• Task objective
Give the entries from the first line through the line containing "code-token: 1 — [1262, 589, 1264, 604]" again, changing each "tab-close-icon" to "close-tab-icon" and leaving everything else unchanged.

'''

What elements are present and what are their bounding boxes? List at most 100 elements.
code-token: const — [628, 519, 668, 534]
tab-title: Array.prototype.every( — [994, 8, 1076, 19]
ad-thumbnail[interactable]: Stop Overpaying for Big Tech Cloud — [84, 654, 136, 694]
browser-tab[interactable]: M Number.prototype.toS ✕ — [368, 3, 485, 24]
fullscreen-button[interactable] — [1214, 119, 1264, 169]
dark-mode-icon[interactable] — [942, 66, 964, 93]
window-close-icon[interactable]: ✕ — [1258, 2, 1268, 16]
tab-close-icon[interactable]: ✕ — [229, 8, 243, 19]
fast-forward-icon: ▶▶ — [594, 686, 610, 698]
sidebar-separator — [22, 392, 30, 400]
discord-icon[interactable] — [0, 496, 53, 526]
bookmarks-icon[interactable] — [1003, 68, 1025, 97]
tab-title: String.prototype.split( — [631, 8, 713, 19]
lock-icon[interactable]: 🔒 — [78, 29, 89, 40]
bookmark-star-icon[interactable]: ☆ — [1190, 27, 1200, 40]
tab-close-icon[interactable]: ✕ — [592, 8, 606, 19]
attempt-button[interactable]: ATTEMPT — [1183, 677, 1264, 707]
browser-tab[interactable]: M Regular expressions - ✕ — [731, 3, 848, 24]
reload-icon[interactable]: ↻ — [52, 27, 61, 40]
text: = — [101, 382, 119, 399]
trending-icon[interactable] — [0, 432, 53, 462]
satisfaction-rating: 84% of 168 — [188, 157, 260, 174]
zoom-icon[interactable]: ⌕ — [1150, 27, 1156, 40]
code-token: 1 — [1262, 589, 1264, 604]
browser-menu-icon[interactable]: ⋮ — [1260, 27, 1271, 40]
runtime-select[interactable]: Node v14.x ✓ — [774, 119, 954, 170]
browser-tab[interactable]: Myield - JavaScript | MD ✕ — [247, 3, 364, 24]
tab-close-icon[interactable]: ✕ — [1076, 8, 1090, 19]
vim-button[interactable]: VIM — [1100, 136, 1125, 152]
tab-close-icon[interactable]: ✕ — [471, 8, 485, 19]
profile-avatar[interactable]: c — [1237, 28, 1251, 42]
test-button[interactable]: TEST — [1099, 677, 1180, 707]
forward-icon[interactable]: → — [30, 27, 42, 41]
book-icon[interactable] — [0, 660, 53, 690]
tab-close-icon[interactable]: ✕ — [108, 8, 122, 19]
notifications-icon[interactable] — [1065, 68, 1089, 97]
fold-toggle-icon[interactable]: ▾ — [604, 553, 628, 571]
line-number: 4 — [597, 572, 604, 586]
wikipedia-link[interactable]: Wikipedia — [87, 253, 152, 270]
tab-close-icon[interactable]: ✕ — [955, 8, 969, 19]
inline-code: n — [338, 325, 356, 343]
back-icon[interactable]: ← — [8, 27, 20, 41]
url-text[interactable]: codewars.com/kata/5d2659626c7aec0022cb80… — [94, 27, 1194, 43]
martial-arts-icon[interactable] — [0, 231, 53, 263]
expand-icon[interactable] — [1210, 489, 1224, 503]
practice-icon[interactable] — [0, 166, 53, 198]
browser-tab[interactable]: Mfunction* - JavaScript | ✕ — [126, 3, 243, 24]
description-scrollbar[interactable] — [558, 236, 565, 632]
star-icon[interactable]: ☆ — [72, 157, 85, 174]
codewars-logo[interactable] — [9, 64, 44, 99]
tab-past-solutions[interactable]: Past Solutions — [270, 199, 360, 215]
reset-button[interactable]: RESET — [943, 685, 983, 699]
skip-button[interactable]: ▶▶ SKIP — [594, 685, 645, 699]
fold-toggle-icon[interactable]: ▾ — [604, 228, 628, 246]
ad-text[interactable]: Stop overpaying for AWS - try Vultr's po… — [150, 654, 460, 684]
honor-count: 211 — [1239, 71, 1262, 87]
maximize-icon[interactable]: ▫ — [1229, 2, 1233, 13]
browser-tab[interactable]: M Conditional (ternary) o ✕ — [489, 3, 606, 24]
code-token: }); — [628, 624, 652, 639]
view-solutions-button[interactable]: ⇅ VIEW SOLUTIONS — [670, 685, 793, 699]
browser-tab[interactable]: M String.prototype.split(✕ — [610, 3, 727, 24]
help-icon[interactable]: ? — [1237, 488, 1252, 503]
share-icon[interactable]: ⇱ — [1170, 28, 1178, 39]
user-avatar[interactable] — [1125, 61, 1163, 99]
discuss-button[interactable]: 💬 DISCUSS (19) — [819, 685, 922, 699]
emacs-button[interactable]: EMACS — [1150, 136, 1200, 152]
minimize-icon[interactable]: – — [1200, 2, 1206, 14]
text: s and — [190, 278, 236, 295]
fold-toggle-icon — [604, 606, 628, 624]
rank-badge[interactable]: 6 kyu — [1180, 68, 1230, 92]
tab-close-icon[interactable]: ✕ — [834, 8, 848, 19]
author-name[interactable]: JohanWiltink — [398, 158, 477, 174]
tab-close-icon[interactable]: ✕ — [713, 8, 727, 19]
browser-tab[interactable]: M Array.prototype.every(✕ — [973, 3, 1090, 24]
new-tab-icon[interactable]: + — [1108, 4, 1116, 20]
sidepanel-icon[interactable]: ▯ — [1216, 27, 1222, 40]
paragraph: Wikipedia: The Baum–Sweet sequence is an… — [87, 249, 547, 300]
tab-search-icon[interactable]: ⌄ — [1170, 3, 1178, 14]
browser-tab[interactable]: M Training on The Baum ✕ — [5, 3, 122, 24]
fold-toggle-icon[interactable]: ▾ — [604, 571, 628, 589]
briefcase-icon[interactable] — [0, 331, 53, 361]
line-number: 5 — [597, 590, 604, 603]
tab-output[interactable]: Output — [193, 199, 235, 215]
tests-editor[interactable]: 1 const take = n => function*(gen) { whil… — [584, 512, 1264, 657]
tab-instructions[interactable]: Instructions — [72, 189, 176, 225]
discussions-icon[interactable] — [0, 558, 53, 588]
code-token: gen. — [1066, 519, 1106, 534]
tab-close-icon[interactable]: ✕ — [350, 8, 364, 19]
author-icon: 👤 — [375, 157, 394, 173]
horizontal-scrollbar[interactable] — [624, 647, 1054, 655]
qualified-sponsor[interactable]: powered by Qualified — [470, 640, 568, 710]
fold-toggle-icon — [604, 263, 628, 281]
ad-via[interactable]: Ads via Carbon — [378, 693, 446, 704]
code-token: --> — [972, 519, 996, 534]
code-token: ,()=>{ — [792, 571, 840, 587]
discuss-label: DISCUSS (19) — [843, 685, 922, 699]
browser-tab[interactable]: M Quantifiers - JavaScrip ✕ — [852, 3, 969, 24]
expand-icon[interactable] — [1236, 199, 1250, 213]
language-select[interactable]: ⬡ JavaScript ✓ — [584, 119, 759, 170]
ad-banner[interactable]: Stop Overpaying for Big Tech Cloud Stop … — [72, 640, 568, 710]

'''

• Correct response
What elements are present and what are their bounding boxes? List at most 100 elements.
code-token: const — [628, 519, 668, 534]
tab-title: Array.prototype.every( — [994, 8, 1076, 19]
ad-thumbnail[interactable]: Stop Overpaying for Big Tech Cloud — [84, 654, 136, 694]
browser-tab[interactable]: M Number.prototype.toS ✕ — [368, 3, 485, 24]
fullscreen-button[interactable] — [1214, 119, 1264, 169]
dark-mode-icon[interactable] — [942, 66, 964, 93]
window-close-icon[interactable]: ✕ — [1258, 2, 1268, 16]
close-tab-icon[interactable]: ✕ — [229, 8, 243, 19]
fast-forward-icon: ▶▶ — [594, 686, 610, 698]
sidebar-separator — [22, 392, 30, 400]
discord-icon[interactable] — [0, 496, 53, 526]
bookmarks-icon[interactable] — [1003, 68, 1025, 97]
tab-title: String.prototype.split( — [631, 8, 713, 19]
lock-icon[interactable]: 🔒 — [78, 29, 89, 40]
bookmark-star-icon[interactable]: ☆ — [1190, 27, 1200, 40]
close-tab-icon[interactable]: ✕ — [592, 8, 606, 19]
attempt-button[interactable]: ATTEMPT — [1183, 677, 1264, 707]
browser-tab[interactable]: M Regular expressions - ✕ — [731, 3, 848, 24]
reload-icon[interactable]: ↻ — [52, 27, 61, 40]
text: = — [101, 382, 119, 399]
trending-icon[interactable] — [0, 432, 53, 462]
satisfaction-rating: 84% of 168 — [188, 157, 260, 174]
zoom-icon[interactable]: ⌕ — [1150, 27, 1156, 40]
code-token: 1 — [1262, 589, 1264, 604]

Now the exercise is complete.